**DIRECTIONS:** Reproduce word for word the part of the cloud service provider excerpt that starts at "And in fact" and ends after "to 18 months.".

So becoming a proper cloud service provider isn't easy. And some of the guys – I mentioned the telcos, which is my greatest area of interest within the cloud area.
Most of those spent between 12 and 18 months launching their first cloud service and that's because of all of this automation and the portals and providing end-to-end management, being able to take bits of kit from different vendors and be able to turn on virtual machines, turn on storage, turn on bandwidth and do all of that in near real time is a pretty difficult task.
And in fact most of those organisations built their own management systems, the socalled orchestration layer in order to do that. Well now there are solutions from a variety of vendors which actually make that task easier. So for a telco coming into the market now, they can perhaps do something in six to 12 months instead of 12 to 18 months.
So what I want to do is really focus on the task of end-to-end management, because - and this is where the auto-pilot theme comes in, but I think, as I say, auto-pilot wasn't my choice of words and I think it's quite a dangerous choice of words because the implication is that if you're taking a public cloud services, it's all just fully automated and all just no human intervention. But I think as we go from this first generation of infrastructure as a service today, which is really commodity services, to the new generation, which is about delivering mission-critical SLAs, being able to support mission-critical applications then it is more than auto-pilot. Okay, you still need all that automation, but you also need consulting, you need monitoring, you need to – the cloud service provider needs much more responsibility than just saying hey, you define what resources you want. And whether your application works or not is up to you. It's not down to us. That's pretty much where infrastructure as a service has been, but I think the new generation of infrastructure as a service means that the service provider takes on some responsibility to make sure that your applications are actually running and performing satisfactorily.

**SOURCE DATA:**

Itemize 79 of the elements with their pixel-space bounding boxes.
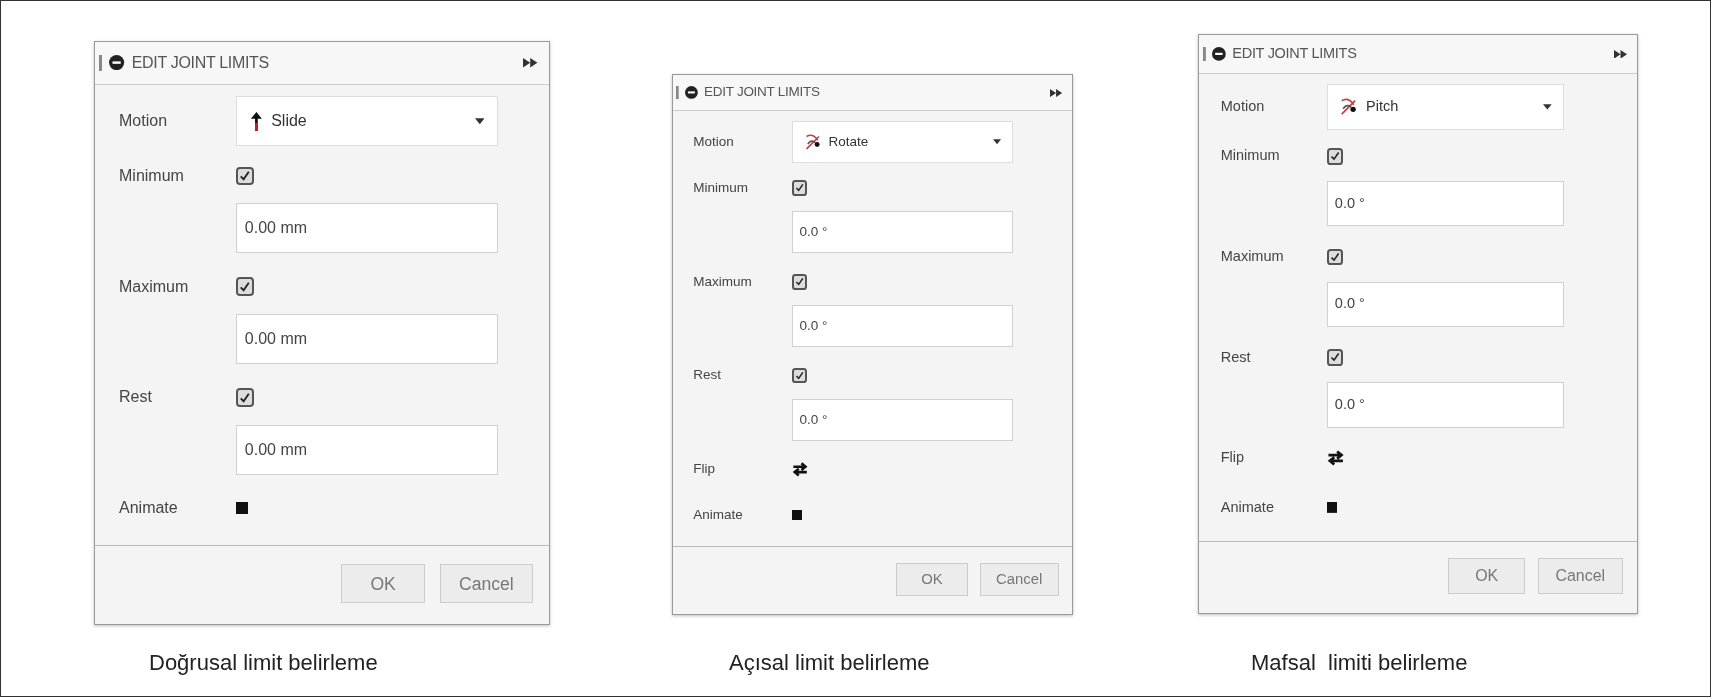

**FULL OUTPUT:**
And in fact most of those organisations built their own management systems, the socalled orchestration layer in order to do that. Well now there are solutions from a variety of vendors which actually make that task easier. So for a telco coming into the market now, they can perhaps do something in six to 12 months instead of 12 to 18 months.